TASK TO CARRY OUT => Find and copy lines holding "space".

○ ○ ○ ○

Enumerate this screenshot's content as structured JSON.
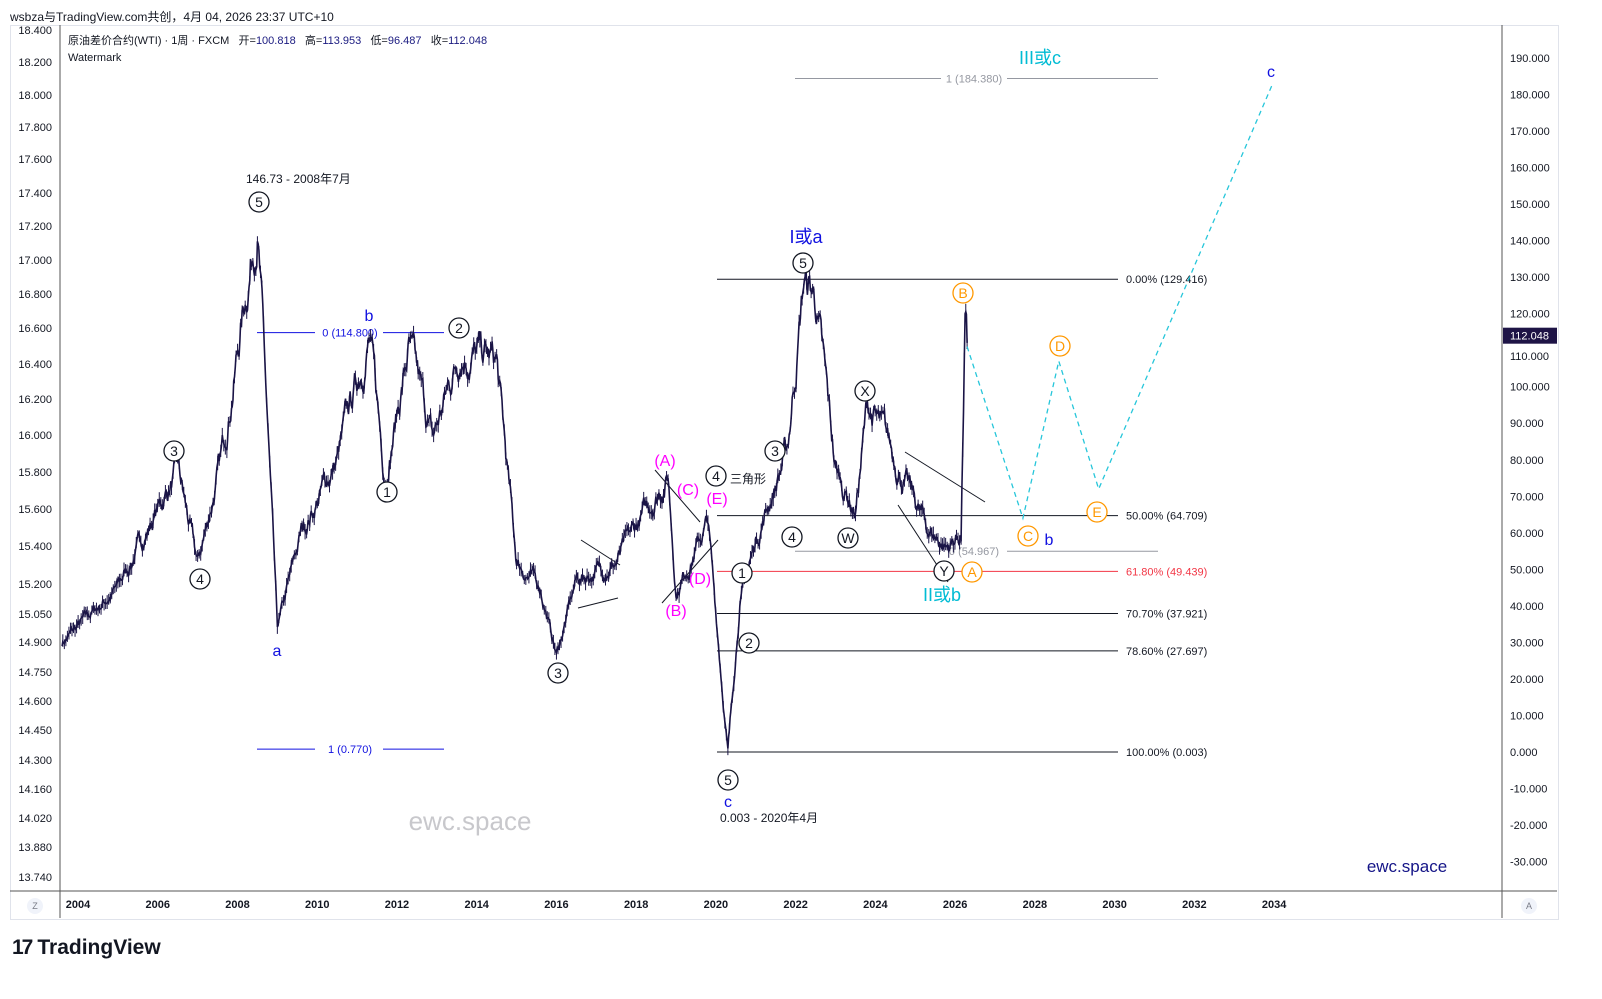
{
  "header": {
    "credit": "wsbza与TradingView.com共创，4月 04, 2026 23:37 UTC+10"
  },
  "legend": {
    "symbol": "原油差价合约(WTI) · 1周 · FXCM",
    "open_label": "开=",
    "open": "100.818",
    "high_label": "高=",
    "high": "113.953",
    "low_label": "低=",
    "low": "96.487",
    "close_label": "收=",
    "close": "112.048",
    "watermark_label": "Watermark"
  },
  "watermark": "ewc.space",
  "brand": "ewc.space",
  "logo": {
    "text": "TradingView",
    "mark": "17"
  },
  "axis_buttons": {
    "left": "Z",
    "right": "A"
  },
  "colors": {
    "price": "#1a1446",
    "black": "#131722",
    "blue": "#1010e0",
    "magenta": "#ff00ff",
    "orange": "#ff9800",
    "cyan": "#00bcd4",
    "red": "#f23645",
    "gray": "#9598a1"
  },
  "chart_data": {
    "type": "line",
    "title": "原油差价合约(WTI) · 1周 · FXCM",
    "current_price": "112.048",
    "x_ticks": [
      "2004",
      "2006",
      "2008",
      "2010",
      "2012",
      "2014",
      "2016",
      "2018",
      "2020",
      "2022",
      "2024",
      "2026",
      "2028",
      "2030",
      "2032",
      "2034"
    ],
    "right_ticks": [
      "190.000",
      "180.000",
      "170.000",
      "160.000",
      "150.000",
      "140.000",
      "130.000",
      "120.000",
      "110.000",
      "100.000",
      "90.000",
      "80.000",
      "70.000",
      "60.000",
      "50.000",
      "40.000",
      "30.000",
      "20.000",
      "10.000",
      "0.000",
      "-10.000",
      "-20.000",
      "-30.000"
    ],
    "left_ticks": [
      "18.400",
      "18.200",
      "18.000",
      "17.800",
      "17.600",
      "17.400",
      "17.200",
      "17.000",
      "16.800",
      "16.600",
      "16.400",
      "16.200",
      "16.000",
      "15.800",
      "15.600",
      "15.400",
      "15.200",
      "15.050",
      "14.900",
      "14.750",
      "14.600",
      "14.450",
      "14.300",
      "14.160",
      "14.020",
      "13.880",
      "13.740"
    ],
    "ylim": [
      -30,
      190
    ],
    "xlim": [
      2003.5,
      2035.5
    ],
    "series_keypoints": [
      [
        2003.6,
        30
      ],
      [
        2005.0,
        45
      ],
      [
        2006.5,
        77
      ],
      [
        2007.0,
        51
      ],
      [
        2007.6,
        80
      ],
      [
        2008.5,
        147
      ],
      [
        2009.0,
        33
      ],
      [
        2009.6,
        60
      ],
      [
        2010.5,
        80
      ],
      [
        2011.3,
        114
      ],
      [
        2011.7,
        76
      ],
      [
        2012.3,
        110
      ],
      [
        2012.9,
        85
      ],
      [
        2013.6,
        111
      ],
      [
        2014.5,
        106
      ],
      [
        2015.0,
        52
      ],
      [
        2015.6,
        45
      ],
      [
        2016.0,
        26.5
      ],
      [
        2016.5,
        47
      ],
      [
        2017.5,
        52
      ],
      [
        2018.8,
        76
      ],
      [
        2019.0,
        44
      ],
      [
        2019.8,
        63
      ],
      [
        2020.3,
        0
      ],
      [
        2020.6,
        41
      ],
      [
        2021.0,
        58
      ],
      [
        2021.8,
        83
      ],
      [
        2022.2,
        129
      ],
      [
        2022.5,
        124
      ],
      [
        2023.0,
        77
      ],
      [
        2023.5,
        66
      ],
      [
        2023.8,
        95
      ],
      [
        2024.5,
        80
      ],
      [
        2025.3,
        61
      ],
      [
        2025.8,
        56
      ],
      [
        2026.15,
        60
      ],
      [
        2026.25,
        119
      ],
      [
        2026.3,
        112
      ]
    ],
    "projection": [
      [
        2026.3,
        111
      ],
      [
        2027.7,
        64
      ],
      [
        2028.6,
        107
      ],
      [
        2029.6,
        72
      ],
      [
        2033.95,
        182.6
      ]
    ],
    "fib_main": [
      {
        "label": "0.00% (129.416)",
        "value": 129.416
      },
      {
        "label": "50.00% (64.709)",
        "value": 64.709
      },
      {
        "label": "61.80% (49.439)",
        "value": 49.439
      },
      {
        "label": "70.70% (37.921)",
        "value": 37.921
      },
      {
        "label": "78.60% (27.697)",
        "value": 27.697
      },
      {
        "label": "100.00% (0.003)",
        "value": 0.003
      }
    ],
    "fib_ext": [
      {
        "label": "1 (184.380)",
        "value": 184.38
      },
      {
        "label": "0 (54.967)",
        "value": 54.967
      }
    ],
    "fib_old": [
      {
        "label": "0 (114.800)",
        "value": 114.8
      },
      {
        "label": "1 (0.770)",
        "value": 0.77
      }
    ],
    "annotations": [
      "146.73 - 2008年7月",
      "5",
      "3",
      "4",
      "a",
      "b",
      "2",
      "1",
      "3",
      "(A)",
      "(C)",
      "(E)",
      "(D)",
      "(B)",
      "4",
      "三角形",
      "1",
      "2",
      "5",
      "c",
      "0.003 - 2020年4月",
      "3",
      "4",
      "W",
      "X",
      "Y",
      "I或a",
      "5",
      "B",
      "A",
      "C",
      "b",
      "D",
      "E",
      "II或b",
      "III或c",
      "c"
    ]
  }
}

○ ○ ○ ○

SOLVED EXERCISE =>
  "watermark": "ewc.space",
  "brand": "ewc.space",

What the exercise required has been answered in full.